* What to work on *
Pick every line from the data that holds the word "interest".

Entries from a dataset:
Start
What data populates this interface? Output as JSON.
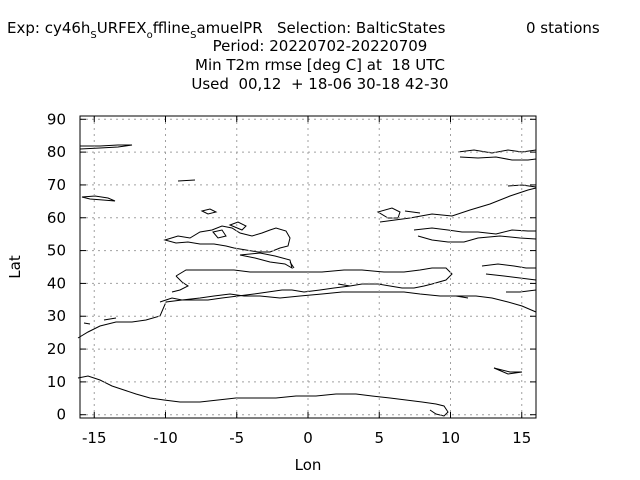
{
  "title": {
    "exp_prefix": "Exp: cy46h",
    "exp_sub1": "S",
    "exp_mid1": "URFEX",
    "exp_sub2": "o",
    "exp_mid2": "ffline",
    "exp_sub3": "S",
    "exp_mid3": "amuelPR",
    "selection": "Selection: BalticStates",
    "stations": "0 stations",
    "period": "Period: 20220702-20220709",
    "variable": "Min T2m rmse [deg C] at  18 UTC",
    "used": "Used  00,12  + 18-06 30-18 42-30"
  },
  "chart_data": {
    "type": "scatter",
    "xlabel": "Lon",
    "ylabel": "Lat",
    "xlim": [
      -16,
      16
    ],
    "ylim": [
      -1,
      91
    ],
    "xticks": [
      -15,
      -10,
      -5,
      0,
      5,
      10,
      15
    ],
    "yticks": [
      0,
      10,
      20,
      30,
      40,
      50,
      60,
      70,
      80,
      90
    ],
    "grid": true,
    "series": [],
    "background": "coastline map outline"
  }
}
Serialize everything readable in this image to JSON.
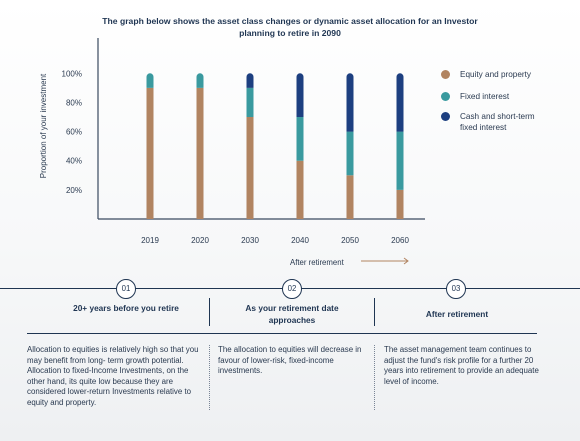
{
  "title": "The graph below shows the asset class changes or dynamic asset allocation for an Investor planning to retire in 2090",
  "colors": {
    "equity": "#b18461",
    "fixed": "#3a9a9f",
    "cash": "#1d3f80",
    "axis": "#3a4a60",
    "dark": "#1f3552"
  },
  "chart_data": {
    "type": "bar",
    "stacked": true,
    "categories": [
      "2019",
      "2020",
      "2030",
      "2040",
      "2050",
      "2060"
    ],
    "series": [
      {
        "name": "Equity and property",
        "values": [
          90,
          90,
          70,
          40,
          30,
          20
        ]
      },
      {
        "name": "Fixed interest",
        "values": [
          10,
          10,
          20,
          30,
          30,
          40
        ]
      },
      {
        "name": "Cash and short-term fixed interest",
        "values": [
          0,
          0,
          10,
          30,
          40,
          40
        ]
      }
    ],
    "ylabel": "Proportion of your investment",
    "yticks": [
      "20%",
      "40%",
      "60%",
      "80%",
      "100%"
    ],
    "ylim": [
      0,
      110
    ],
    "grid": false,
    "legend_position": "right"
  },
  "legend": [
    {
      "label": "Equity and property",
      "color": "#b18461"
    },
    {
      "label": "Fixed interest",
      "color": "#3a9a9f"
    },
    {
      "label": "Cash and short-term fixed interest",
      "color": "#1d3f80"
    }
  ],
  "after_retirement_label": "After retirement",
  "steps": [
    {
      "number": "01",
      "title": "20+ years before you retire",
      "text": "Allocation to equities is relatively high so that you may benefit from long- term growth potential. Allocation to fixed-Income Investments, on the other hand, its quite low because they are considered lower-return Investments relative to equity and property."
    },
    {
      "number": "02",
      "title": "As your retirement date approaches",
      "text": "The allocation to equities will decrease in favour of lower-risk, fixed-income investments."
    },
    {
      "number": "03",
      "title": "After retirement",
      "text": "The asset management team continues to adjust the fund's risk profile for a further 20 years into retirement to provide an adequate level of income."
    }
  ]
}
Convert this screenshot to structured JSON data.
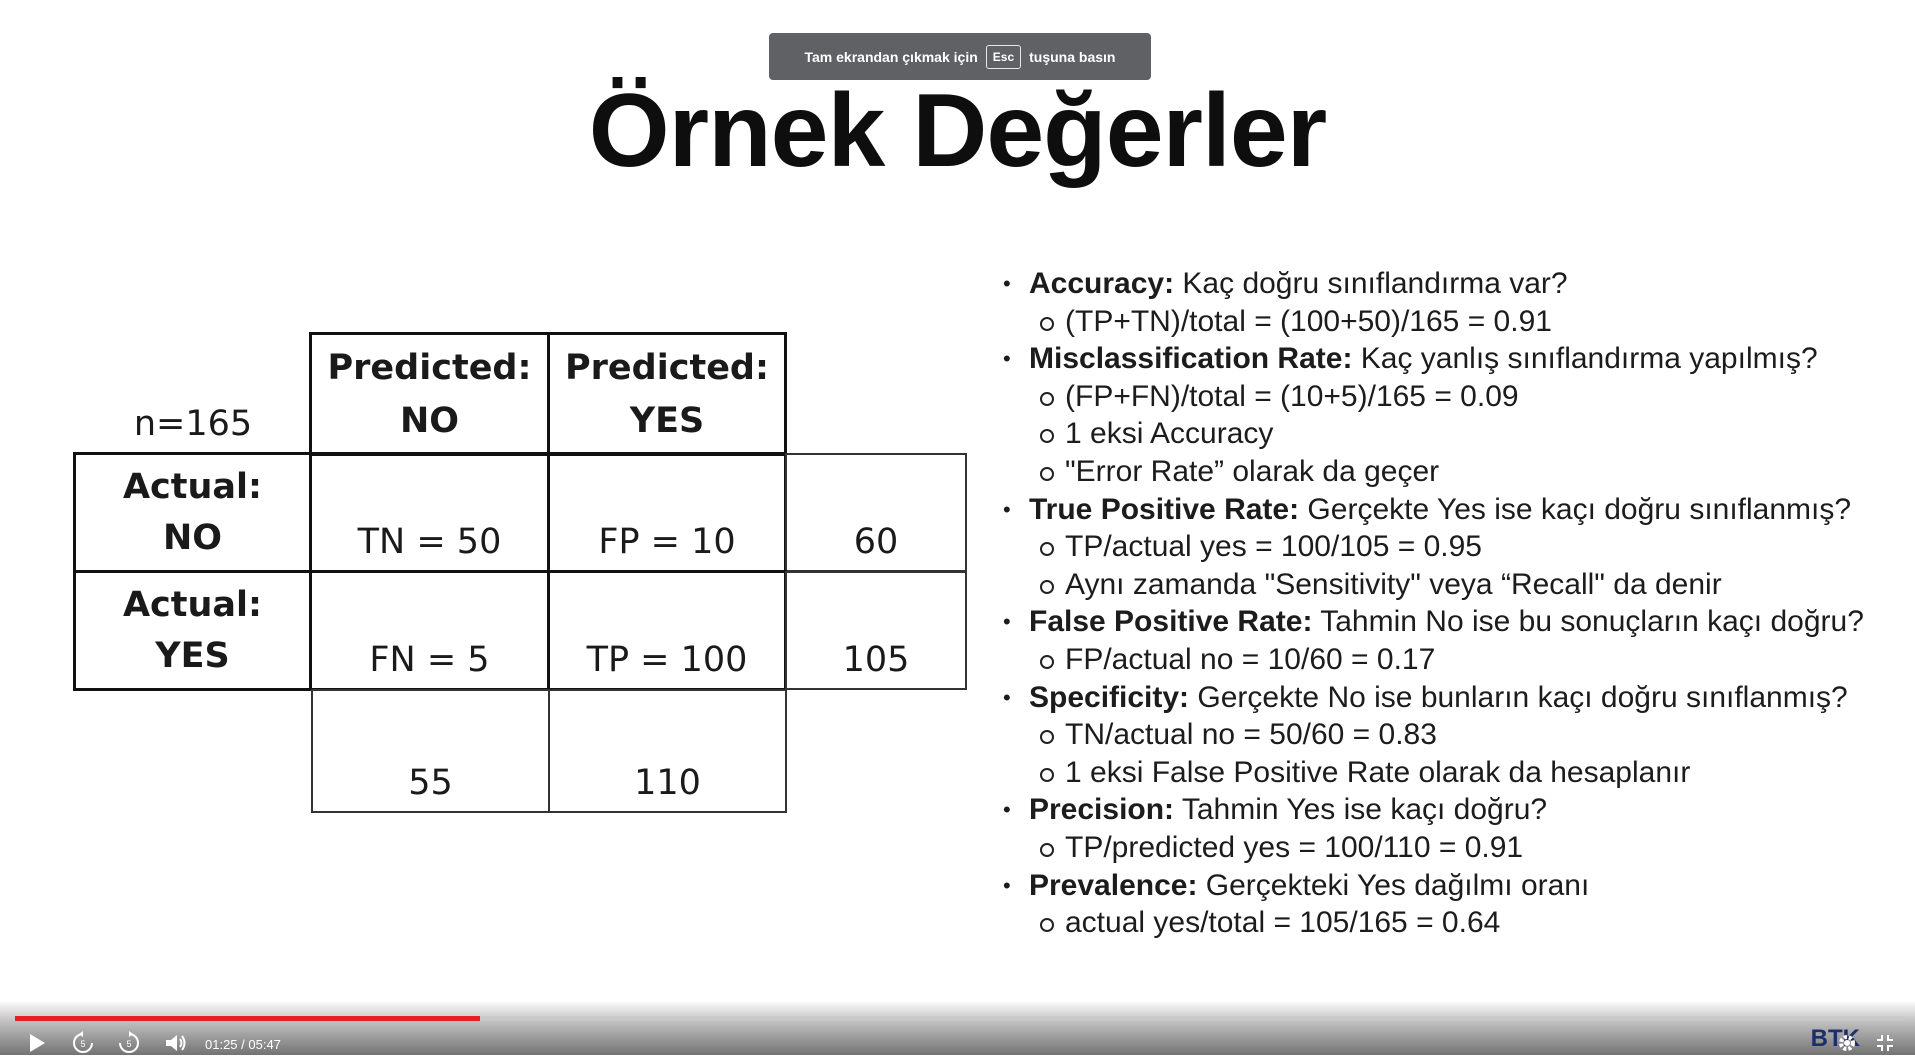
{
  "fullscreen_notice": {
    "before": "Tam ekrandan çıkmak için",
    "key": "Esc",
    "after": "tuşuna basın"
  },
  "slide": {
    "title": "Örnek Değerler",
    "matrix": {
      "n_label": "n=165",
      "pred_no": [
        "Predicted:",
        "NO"
      ],
      "pred_yes": [
        "Predicted:",
        "YES"
      ],
      "act_no": [
        "Actual:",
        "NO"
      ],
      "act_yes": [
        "Actual:",
        "YES"
      ],
      "tn": "TN = 50",
      "fp": "FP = 10",
      "fn": "FN = 5",
      "tp": "TP = 100",
      "row_no_total": "60",
      "row_yes_total": "105",
      "col_no_total": "55",
      "col_yes_total": "110"
    },
    "metrics": [
      {
        "term": "Accuracy:",
        "desc": " Kaç doğru sınıflandırma var?",
        "subs": [
          "(TP+TN)/total = (100+50)/165 = 0.91"
        ]
      },
      {
        "term": "Misclassification Rate:",
        "desc": " Kaç yanlış sınıflandırma yapılmış?",
        "subs": [
          "(FP+FN)/total = (10+5)/165 = 0.09",
          "1 eksi Accuracy",
          "\"Error Rate” olarak da geçer"
        ]
      },
      {
        "term": "True Positive Rate:",
        "desc": " Gerçekte Yes ise kaçı doğru sınıflanmış?",
        "subs": [
          "TP/actual yes = 100/105 = 0.95",
          "Aynı zamanda  \"Sensitivity\" veya “Recall\" da denir"
        ]
      },
      {
        "term": "False Positive Rate:",
        "desc": " Tahmin No ise bu sonuçların kaçı doğru?",
        "subs": [
          "FP/actual no = 10/60 = 0.17"
        ]
      },
      {
        "term": "Specificity:",
        "desc": " Gerçekte No ise bunların kaçı doğru sınıflanmış?",
        "subs": [
          "TN/actual no = 50/60 = 0.83",
          "1 eksi False Positive Rate olarak da hesaplanır"
        ]
      },
      {
        "term": "Precision:",
        "desc": " Tahmin Yes ise kaçı doğru?",
        "subs": [
          "TP/predicted yes = 100/110 = 0.91"
        ]
      },
      {
        "term": "Prevalence:",
        "desc": " Gerçekteki Yes dağılmı oranı",
        "subs": [
          "actual yes/total = 105/165 = 0.64"
        ]
      }
    ]
  },
  "player": {
    "time": "01:25 / 05:47",
    "progress_fraction": 0.246,
    "rewind_label": "5",
    "forward_label": "5",
    "brand": "BTK",
    "accent_color": "#e3202a"
  }
}
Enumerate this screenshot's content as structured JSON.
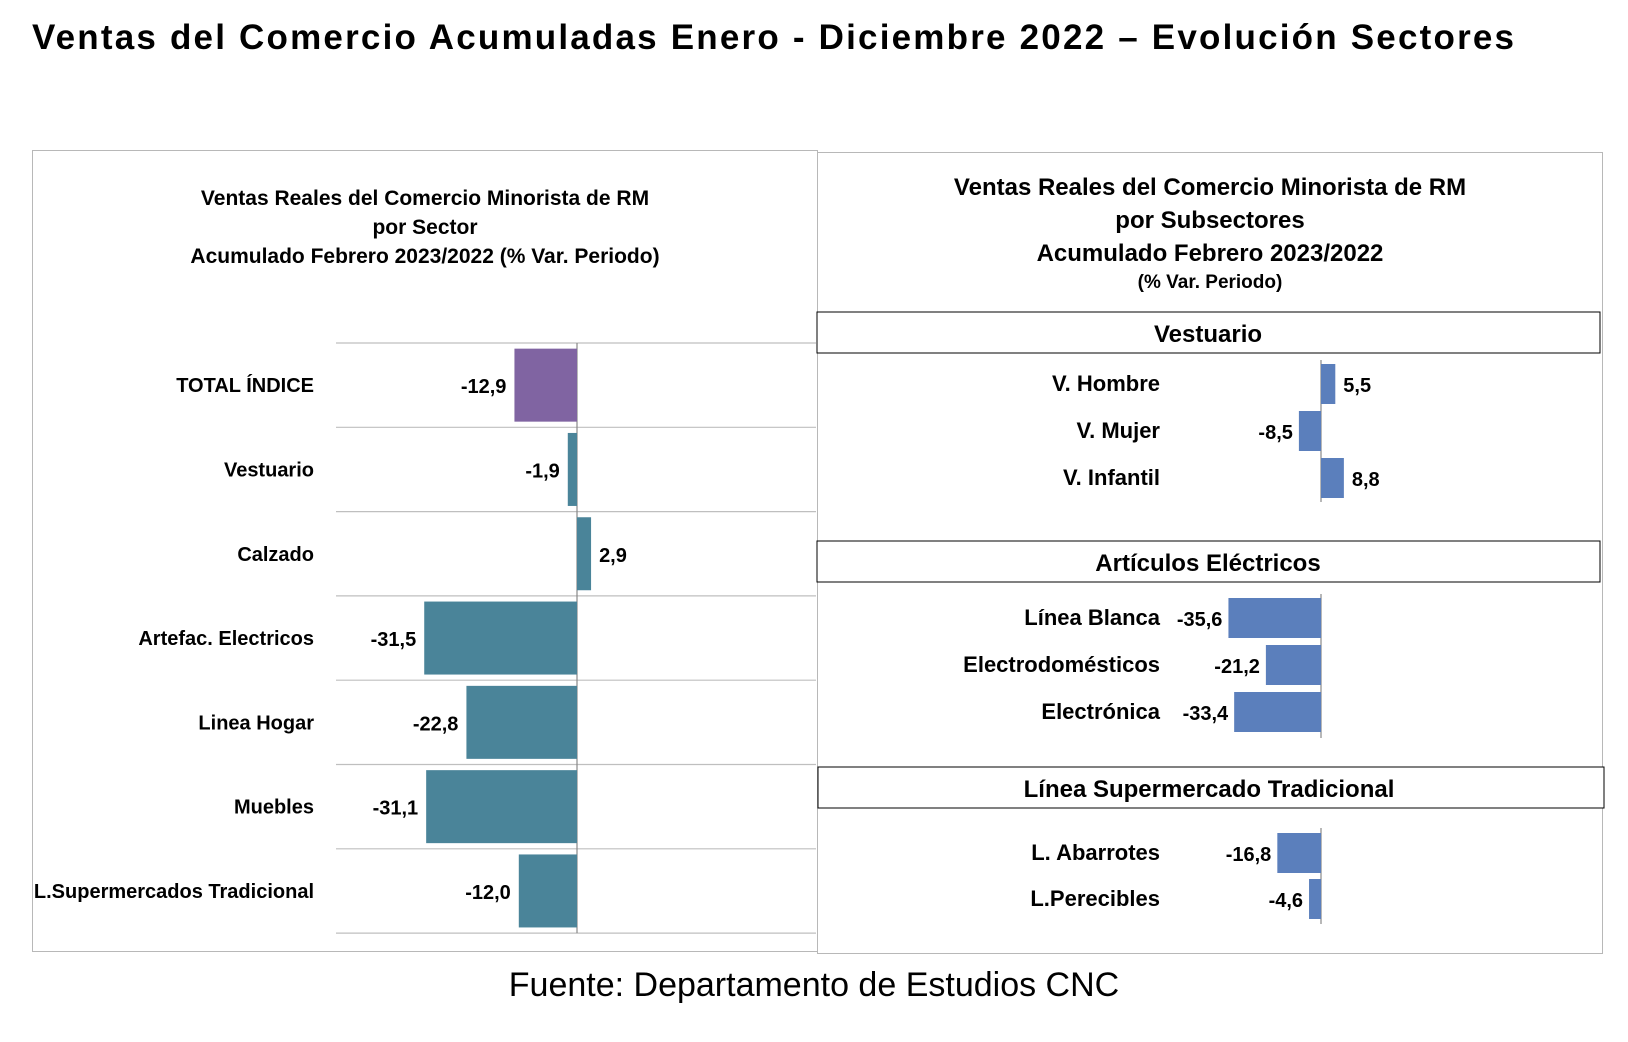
{
  "title": "Ventas del Comercio Acumuladas Enero - Diciembre 2022 – Evolución Sectores",
  "source": "Fuente: Departamento de Estudios CNC",
  "left_panel": {
    "title_lines": [
      "Ventas Reales del Comercio Minorista de RM",
      "por Sector",
      "Acumulado Febrero 2023/2022 (% Var. Periodo)"
    ]
  },
  "right_panel": {
    "title_lines": [
      "Ventas Reales del Comercio Minorista de RM",
      "por Subsectores",
      "Acumulado Febrero 2023/2022"
    ],
    "title_sub": "(% Var. Periodo)"
  },
  "colors": {
    "total": "#8064a2",
    "sector": "#4a8499",
    "subsector": "#5b7fbc",
    "grid": "#bfbfbf",
    "axis": "#888888"
  },
  "chart_data": [
    {
      "type": "bar",
      "orientation": "horizontal",
      "categories": [
        "TOTAL ÍNDICE",
        "Vestuario",
        "Calzado",
        "Artefac. Electricos",
        "Linea Hogar",
        "Muebles",
        "L.Supermercados Tradicional"
      ],
      "values": [
        -12.9,
        -1.9,
        2.9,
        -31.5,
        -22.8,
        -31.1,
        -12.0
      ],
      "labels": [
        "-12,9",
        "-1,9",
        "2,9",
        "-31,5",
        "-22,8",
        "-31,1",
        "-12,0"
      ],
      "highlight_index": 0,
      "grid": true
    },
    {
      "type": "bar",
      "orientation": "horizontal",
      "groups": [
        {
          "name": "Vestuario",
          "categories": [
            "V. Hombre",
            "V. Mujer",
            "V. Infantil"
          ],
          "values": [
            5.5,
            -8.5,
            8.8
          ],
          "labels": [
            "5,5",
            "-8,5",
            "8,8"
          ]
        },
        {
          "name": "Artículos Eléctricos",
          "categories": [
            "Línea Blanca",
            "Electrodomésticos",
            "Electrónica"
          ],
          "values": [
            -35.6,
            -21.2,
            -33.4
          ],
          "labels": [
            "-35,6",
            "-21,2",
            "-33,4"
          ]
        },
        {
          "name": "Línea  Supermercado Tradicional",
          "categories": [
            "L. Abarrotes",
            "L.Perecibles"
          ],
          "values": [
            -16.8,
            -4.6
          ],
          "labels": [
            "-16,8",
            "-4,6"
          ]
        }
      ],
      "grid": false
    }
  ]
}
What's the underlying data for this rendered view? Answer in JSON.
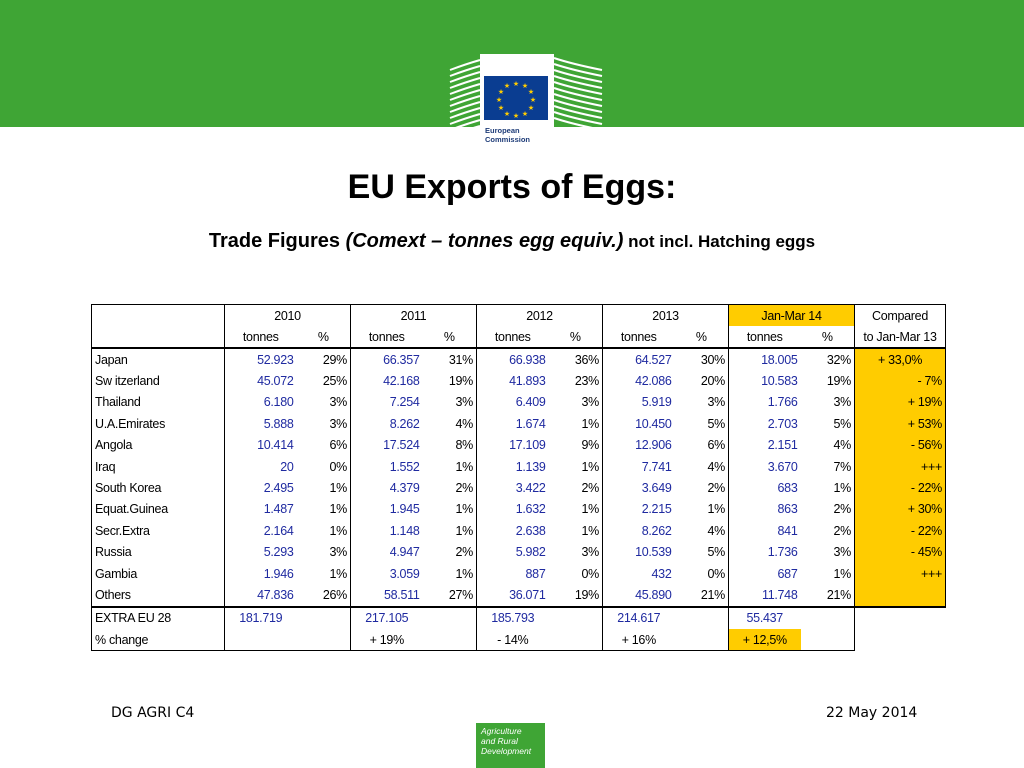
{
  "colors": {
    "band": "#3fa535",
    "highlight": "#ffcc00",
    "number": "#1f2aa0"
  },
  "logo": {
    "line1": "European",
    "line2": "Commission"
  },
  "title": "EU Exports of Eggs:",
  "subtitle": {
    "part1": "Trade Figures ",
    "part2": "(Comext – tonnes egg equiv.)",
    "part3": " not incl. Hatching eggs"
  },
  "table": {
    "years": [
      "2010",
      "2011",
      "2012",
      "2013",
      "Jan-Mar 14"
    ],
    "compared_line1": "Compared",
    "compared_line2": "to Jan-Mar 13",
    "unit_tonnes": "tonnes",
    "unit_pct": "%",
    "rows": [
      {
        "country": "Japan",
        "v": [
          "52.923",
          "66.357",
          "66.938",
          "64.527",
          "18.005"
        ],
        "p": [
          "29%",
          "31%",
          "36%",
          "30%",
          "32%"
        ],
        "cmp": "+ 33,0%"
      },
      {
        "country": "Sw itzerland",
        "v": [
          "45.072",
          "42.168",
          "41.893",
          "42.086",
          "10.583"
        ],
        "p": [
          "25%",
          "19%",
          "23%",
          "20%",
          "19%"
        ],
        "cmp": "- 7%"
      },
      {
        "country": "Thailand",
        "v": [
          "6.180",
          "7.254",
          "6.409",
          "5.919",
          "1.766"
        ],
        "p": [
          "3%",
          "3%",
          "3%",
          "3%",
          "3%"
        ],
        "cmp": "+ 19%"
      },
      {
        "country": "U.A.Emirates",
        "v": [
          "5.888",
          "8.262",
          "1.674",
          "10.450",
          "2.703"
        ],
        "p": [
          "3%",
          "4%",
          "1%",
          "5%",
          "5%"
        ],
        "cmp": "+ 53%"
      },
      {
        "country": "Angola",
        "v": [
          "10.414",
          "17.524",
          "17.109",
          "12.906",
          "2.151"
        ],
        "p": [
          "6%",
          "8%",
          "9%",
          "6%",
          "4%"
        ],
        "cmp": "- 56%"
      },
      {
        "country": "Iraq",
        "v": [
          "20",
          "1.552",
          "1.139",
          "7.741",
          "3.670"
        ],
        "p": [
          "0%",
          "1%",
          "1%",
          "4%",
          "7%"
        ],
        "cmp": "+++"
      },
      {
        "country": "South Korea",
        "v": [
          "2.495",
          "4.379",
          "3.422",
          "3.649",
          "683"
        ],
        "p": [
          "1%",
          "2%",
          "2%",
          "2%",
          "1%"
        ],
        "cmp": "- 22%"
      },
      {
        "country": "Equat.Guinea",
        "v": [
          "1.487",
          "1.945",
          "1.632",
          "2.215",
          "863"
        ],
        "p": [
          "1%",
          "1%",
          "1%",
          "1%",
          "2%"
        ],
        "cmp": "+ 30%"
      },
      {
        "country": "Secr.Extra",
        "v": [
          "2.164",
          "1.148",
          "2.638",
          "8.262",
          "841"
        ],
        "p": [
          "1%",
          "1%",
          "1%",
          "4%",
          "2%"
        ],
        "cmp": "- 22%"
      },
      {
        "country": "Russia",
        "v": [
          "5.293",
          "4.947",
          "5.982",
          "10.539",
          "1.736"
        ],
        "p": [
          "3%",
          "2%",
          "3%",
          "5%",
          "3%"
        ],
        "cmp": "- 45%"
      },
      {
        "country": "Gambia",
        "v": [
          "1.946",
          "3.059",
          "887",
          "432",
          "687"
        ],
        "p": [
          "1%",
          "1%",
          "0%",
          "0%",
          "1%"
        ],
        "cmp": "+++"
      },
      {
        "country": "Others",
        "v": [
          "47.836",
          "58.511",
          "36.071",
          "45.890",
          "11.748"
        ],
        "p": [
          "26%",
          "27%",
          "19%",
          "21%",
          "21%"
        ],
        "cmp": ""
      }
    ],
    "total": {
      "label": "EXTRA EU 28",
      "v": [
        "181.719",
        "217.105",
        "185.793",
        "214.617",
        "55.437"
      ]
    },
    "change": {
      "label": "% change",
      "v": [
        "",
        "+ 19%",
        "- 14%",
        "+ 16%",
        "+ 12,5%"
      ]
    }
  },
  "footer": {
    "left": "DG AGRI C4",
    "right": "22 May 2014",
    "badge": [
      "Agriculture",
      "and Rural",
      "Development"
    ]
  }
}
End
* Output of the exercise *
        "name": "Fixed interest",
        "name": "Cash and short-term fixed interest",
      "label": "Fixed interest",
      "label": "Cash and short-term fixed interest",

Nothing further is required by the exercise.